(Exercise instructions)
Lines that contain the string "צוות" are to be copied; leave out all others.

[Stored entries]
****************
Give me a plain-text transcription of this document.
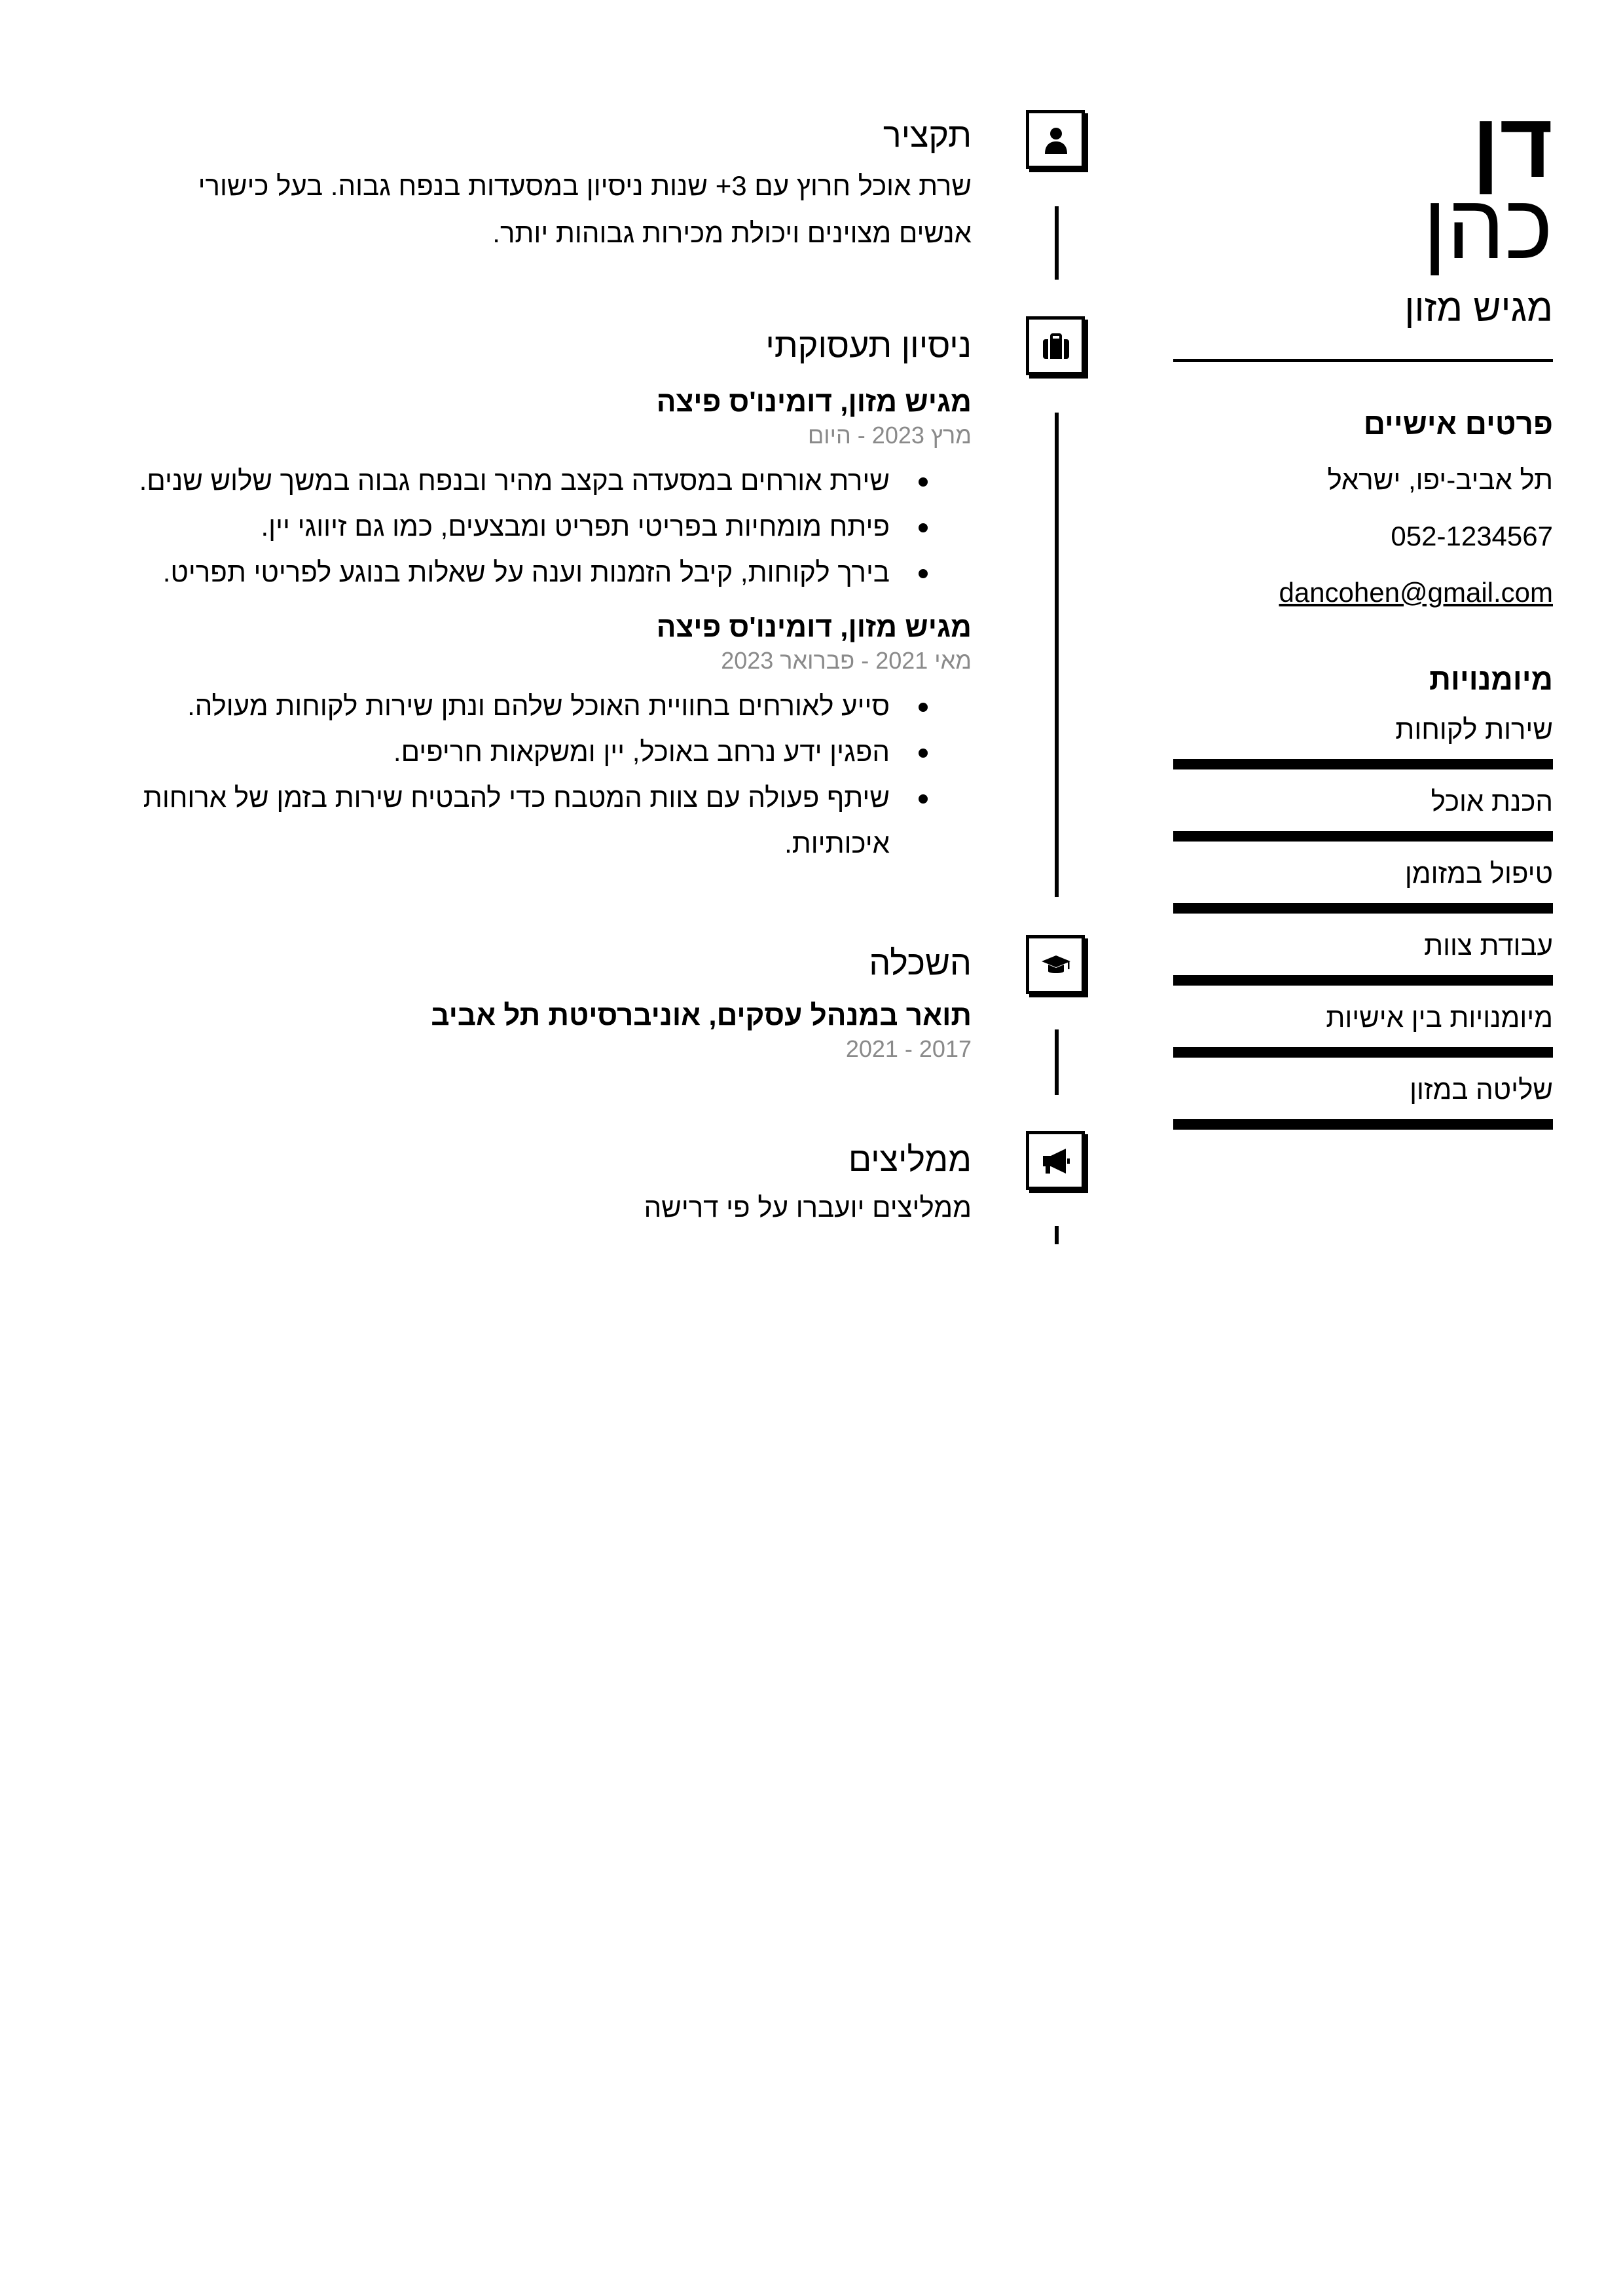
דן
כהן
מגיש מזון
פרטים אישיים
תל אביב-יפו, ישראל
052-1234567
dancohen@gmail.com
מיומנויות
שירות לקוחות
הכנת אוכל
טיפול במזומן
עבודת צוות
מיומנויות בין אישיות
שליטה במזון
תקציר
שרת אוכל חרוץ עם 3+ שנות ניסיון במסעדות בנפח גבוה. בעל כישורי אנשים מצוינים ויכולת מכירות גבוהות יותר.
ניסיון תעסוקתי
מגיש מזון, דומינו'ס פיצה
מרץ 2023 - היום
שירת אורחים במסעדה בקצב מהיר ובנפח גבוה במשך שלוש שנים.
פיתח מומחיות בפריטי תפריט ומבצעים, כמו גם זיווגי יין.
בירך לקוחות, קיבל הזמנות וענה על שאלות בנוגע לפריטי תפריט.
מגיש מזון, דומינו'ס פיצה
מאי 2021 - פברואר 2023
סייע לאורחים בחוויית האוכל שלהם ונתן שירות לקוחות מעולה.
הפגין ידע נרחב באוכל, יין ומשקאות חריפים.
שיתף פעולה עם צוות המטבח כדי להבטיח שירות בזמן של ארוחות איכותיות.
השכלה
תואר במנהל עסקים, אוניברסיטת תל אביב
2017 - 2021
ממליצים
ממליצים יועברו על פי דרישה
****************
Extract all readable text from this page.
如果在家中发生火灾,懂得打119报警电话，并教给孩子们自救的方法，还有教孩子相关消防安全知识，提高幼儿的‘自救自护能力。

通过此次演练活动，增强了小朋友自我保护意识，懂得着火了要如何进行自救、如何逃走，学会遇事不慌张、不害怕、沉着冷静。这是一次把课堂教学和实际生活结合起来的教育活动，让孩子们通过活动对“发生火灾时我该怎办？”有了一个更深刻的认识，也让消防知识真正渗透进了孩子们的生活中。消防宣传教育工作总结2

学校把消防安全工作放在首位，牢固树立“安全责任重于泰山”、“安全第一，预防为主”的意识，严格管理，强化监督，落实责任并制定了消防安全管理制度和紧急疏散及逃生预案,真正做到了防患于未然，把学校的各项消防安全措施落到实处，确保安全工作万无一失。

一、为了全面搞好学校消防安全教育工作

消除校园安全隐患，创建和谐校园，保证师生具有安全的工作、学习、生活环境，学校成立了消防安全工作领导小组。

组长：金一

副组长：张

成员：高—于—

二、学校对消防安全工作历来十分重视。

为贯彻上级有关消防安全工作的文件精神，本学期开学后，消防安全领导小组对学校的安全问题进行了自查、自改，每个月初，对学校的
****************
(Full solution)
עבודת צוות
שיתף פעולה עם צוות המטבח כדי להבטיח שירות בזמן של ארוחות איכותיות.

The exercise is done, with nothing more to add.